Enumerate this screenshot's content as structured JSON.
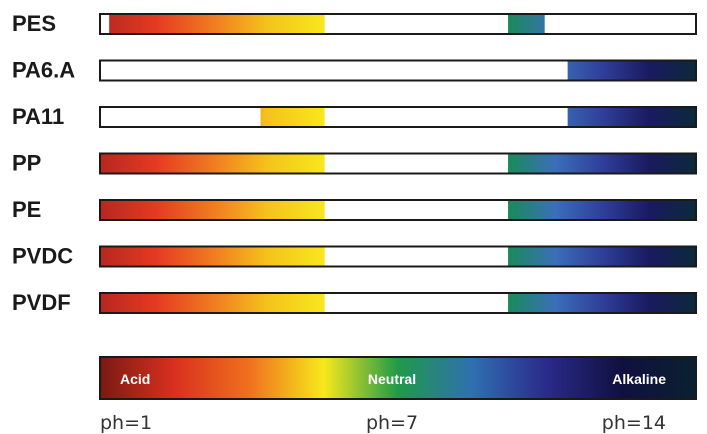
{
  "chart_data": {
    "type": "bar",
    "categories": [
      "PES",
      "PA6.A",
      "PA11",
      "PP",
      "PE",
      "PVDC",
      "PVDF"
    ],
    "x_range": [
      1,
      14
    ],
    "resistance": [
      {
        "category": "PES",
        "ranges": [
          [
            1.2,
            5.9
          ],
          [
            9.9,
            10.7
          ]
        ]
      },
      {
        "category": "PA6.A",
        "ranges": [
          [
            11.2,
            14
          ]
        ]
      },
      {
        "category": "PA11",
        "ranges": [
          [
            4.5,
            5.9
          ],
          [
            11.2,
            14
          ]
        ]
      },
      {
        "category": "PP",
        "ranges": [
          [
            1,
            5.9
          ],
          [
            9.9,
            14
          ]
        ]
      },
      {
        "category": "PE",
        "ranges": [
          [
            1,
            5.9
          ],
          [
            9.9,
            14
          ]
        ]
      },
      {
        "category": "PVDC",
        "ranges": [
          [
            1,
            5.9
          ],
          [
            9.9,
            14
          ]
        ]
      },
      {
        "category": "PVDF",
        "ranges": [
          [
            1,
            5.9
          ],
          [
            9.9,
            14
          ]
        ]
      }
    ],
    "legend": {
      "labels": [
        "Acid",
        "Neutral",
        "Alkaline"
      ],
      "ticks": [
        "ph=1",
        "ph=7",
        "ph=14"
      ]
    },
    "colors": {
      "acid_stops": [
        "#b5281f",
        "#e53a22",
        "#f07a22",
        "#f5c31c",
        "#f7e81c"
      ],
      "alkaline_stops": [
        "#1a8a5a",
        "#3a6fb8",
        "#2f3f9a",
        "#1a1a60",
        "#0b2a3a"
      ],
      "spectrum_stops": [
        "#7a1a12",
        "#d9301f",
        "#f0701e",
        "#f7e81c",
        "#1f9a4a",
        "#2f6fb0",
        "#2a2a8a",
        "#101040",
        "#0a2030"
      ]
    }
  }
}
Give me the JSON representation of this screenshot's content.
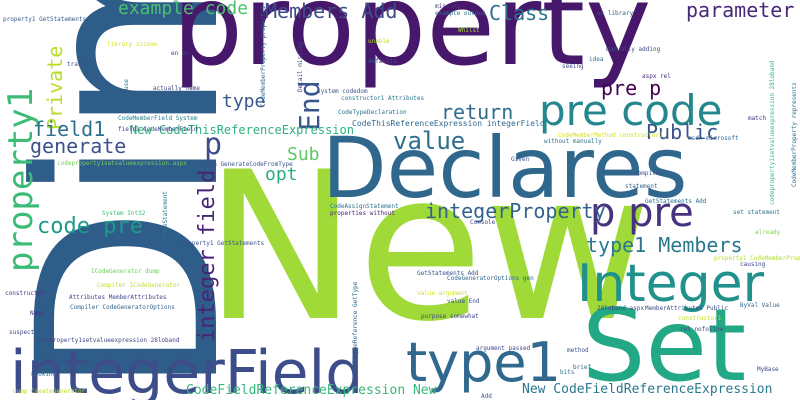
- - -
CHALLENGE: Every entry must be reproduced exactly, with the images left out.

FULL RESPONSE:
Enumerate this screenshot's content as structured JSON.
{
  "chart_data": {
    "type": "bar",
    "categories": [
      "PES",
      "PA6.A",
      "PA11",
      "PP",
      "PE",
      "PVDC",
      "PVDF"
    ],
    "x_range": [
      1,
      14
    ],
    "resistance": [
      {
        "category": "PES",
        "ranges": [
          [
            1.2,
            5.9
          ],
          [
            9.9,
            10.7
          ]
        ]
      },
      {
        "category": "PA6.A",
        "ranges": [
          [
            11.2,
            14
          ]
        ]
      },
      {
        "category": "PA11",
        "ranges": [
          [
            4.5,
            5.9
          ],
          [
            11.2,
            14
          ]
        ]
      },
      {
        "category": "PP",
        "ranges": [
          [
            1,
            5.9
          ],
          [
            9.9,
            14
          ]
        ]
      },
      {
        "category": "PE",
        "ranges": [
          [
            1,
            5.9
          ],
          [
            9.9,
            14
          ]
        ]
      },
      {
        "category": "PVDC",
        "ranges": [
          [
            1,
            5.9
          ],
          [
            9.9,
            14
          ]
        ]
      },
      {
        "category": "PVDF",
        "ranges": [
          [
            1,
            5.9
          ],
          [
            9.9,
            14
          ]
        ]
      }
    ],
    "legend": {
      "labels": [
        "Acid",
        "Neutral",
        "Alkaline"
      ],
      "ticks": [
        "ph=1",
        "ph=7",
        "ph=14"
      ]
    },
    "colors": {
      "acid_stops": [
        "#b5281f",
        "#e53a22",
        "#f07a22",
        "#f5c31c",
        "#f7e81c"
      ],
      "alkaline_stops": [
        "#1a8a5a",
        "#3a6fb8",
        "#2f3f9a",
        "#1a1a60",
        "#0b2a3a"
      ],
      "spectrum_stops": [
        "#7a1a12",
        "#d9301f",
        "#f0701e",
        "#f7e81c",
        "#1f9a4a",
        "#2f6fb0",
        "#2a2a8a",
        "#101040",
        "#0a2030"
      ]
    }
  }
}
Give me the JSON representation of this screenshot's content.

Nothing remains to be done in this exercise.